● **Task goal**:
Copy every record word for word.

● **Dataset rows**:
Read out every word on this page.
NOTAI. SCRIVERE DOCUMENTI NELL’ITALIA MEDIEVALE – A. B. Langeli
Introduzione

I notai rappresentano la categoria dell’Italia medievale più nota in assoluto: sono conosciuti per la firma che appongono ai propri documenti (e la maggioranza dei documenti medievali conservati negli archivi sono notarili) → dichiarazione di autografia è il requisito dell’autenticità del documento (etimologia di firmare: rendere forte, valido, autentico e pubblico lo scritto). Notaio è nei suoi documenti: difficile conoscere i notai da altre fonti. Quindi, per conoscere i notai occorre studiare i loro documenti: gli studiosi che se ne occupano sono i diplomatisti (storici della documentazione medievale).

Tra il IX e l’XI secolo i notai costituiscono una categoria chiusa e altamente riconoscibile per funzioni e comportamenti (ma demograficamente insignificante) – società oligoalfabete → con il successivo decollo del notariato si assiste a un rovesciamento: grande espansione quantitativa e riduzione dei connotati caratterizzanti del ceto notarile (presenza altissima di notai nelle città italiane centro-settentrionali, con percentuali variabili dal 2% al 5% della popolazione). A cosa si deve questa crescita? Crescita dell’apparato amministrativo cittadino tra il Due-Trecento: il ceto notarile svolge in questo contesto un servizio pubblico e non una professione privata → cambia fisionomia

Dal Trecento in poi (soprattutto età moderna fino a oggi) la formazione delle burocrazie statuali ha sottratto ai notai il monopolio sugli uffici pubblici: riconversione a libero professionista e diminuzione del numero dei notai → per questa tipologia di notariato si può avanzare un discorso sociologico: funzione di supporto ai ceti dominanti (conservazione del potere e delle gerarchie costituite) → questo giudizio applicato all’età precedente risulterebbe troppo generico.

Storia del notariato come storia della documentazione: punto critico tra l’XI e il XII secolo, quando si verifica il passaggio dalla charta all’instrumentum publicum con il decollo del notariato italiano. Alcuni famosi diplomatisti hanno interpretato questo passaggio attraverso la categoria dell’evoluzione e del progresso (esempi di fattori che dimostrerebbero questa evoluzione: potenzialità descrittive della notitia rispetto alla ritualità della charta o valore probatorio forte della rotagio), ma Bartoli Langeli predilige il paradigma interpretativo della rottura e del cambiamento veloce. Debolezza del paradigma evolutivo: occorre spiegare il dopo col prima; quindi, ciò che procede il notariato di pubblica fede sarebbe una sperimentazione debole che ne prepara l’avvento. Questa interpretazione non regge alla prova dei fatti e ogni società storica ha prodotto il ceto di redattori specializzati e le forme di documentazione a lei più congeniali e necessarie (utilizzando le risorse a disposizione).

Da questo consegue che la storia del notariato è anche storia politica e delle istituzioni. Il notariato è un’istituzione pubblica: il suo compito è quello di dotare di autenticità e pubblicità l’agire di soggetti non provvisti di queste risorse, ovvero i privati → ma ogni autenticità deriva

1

● **Finished exercise**:
Read out every word on this page.
NOTAI. SCRIVERE DOCUMENTI NELL’ITALIA MEDIEVALE – A. B. Langeli
Introduzione

I notai rappresentano la categoria dell’Italia medievale più nota in assoluto: sono conosciuti per la firma che appongono ai propri documenti (e la maggioranza dei documenti medievali conservati negli archivi sono notarili) → dichiarazione di autografia è il requisito dell’autenticità del documento (etimologia di firmare: rendere forte, valido, autentico e pubblico lo scritto). Notaio è nei suoi documenti: difficile conoscere i notai da altre fonti. Quindi, per conoscere i notai occorre studiare i loro documenti: gli studiosi che se ne occupano sono i diplomatisti (storici della documentazione medievale).

Tra il IX e l’XI secolo i notai costituiscono una categoria chiusa e altamente riconoscibile per funzioni e comportamenti (ma demograficamente insignificante) – società oligoalfabete → con il successivo decollo del notariato si assiste a un rovesciamento: grande espansione quantitativa e riduzione dei connotati caratterizzanti del ceto notarile (presenza altissima di notai nelle città italiane centro-settentrionali, con percentuali variabili dal 2% al 5% della popolazione). A cosa si deve questa crescita? Crescita dell’apparato amministrativo cittadino tra il Due-Trecento: il ceto notarile svolge in questo contesto un servizio pubblico e non una professione privata → cambia fisionomia

Dal Trecento in poi (soprattutto età moderna fino a oggi) la formazione delle burocrazie statuali ha sottratto ai notai il monopolio sugli uffici pubblici: riconversione a libero professionista e diminuzione del numero dei notai → per questa tipologia di notariato si può avanzare un discorso sociologico: funzione di supporto ai ceti dominanti (conservazione del potere e delle gerarchie costituite) → questo giudizio applicato all’età precedente risulterebbe troppo generico.

Storia del notariato come storia della documentazione: punto critico tra l’XI e il XII secolo, quando si verifica il passaggio dalla charta all’instrumentum publicum con il decollo del notariato italiano. Alcuni famosi diplomatisti hanno interpretato questo passaggio attraverso la categoria dell’evoluzione e del progresso (esempi di fattori che dimostrerebbero questa evoluzione: potenzialità descrittive della notitia rispetto alla ritualità della charta o valore probatorio forte della rotagio), ma Bartoli Langeli predilige il paradigma interpretativo della rottura e del cambiamento veloce. Debolezza del paradigma evolutivo: occorre spiegare il dopo col prima; quindi, ciò che procede il notariato di pubblica fede sarebbe una sperimentazione debole che ne prepara l’avvento. Questa interpretazione non regge alla prova dei fatti e ogni società storica ha prodotto il ceto di redattori specializzati e le forme di documentazione a lei più congeniali e necessarie (utilizzando le risorse a disposizione).

Da questo consegue che la storia del notariato è anche storia politica e delle istituzioni. Il notariato è un’istituzione pubblica: il suo compito è quello di dotare di autenticità e pubblicità l’agire di soggetti non provvisti di queste risorse, ovvero i privati → ma ogni autenticità deriva

1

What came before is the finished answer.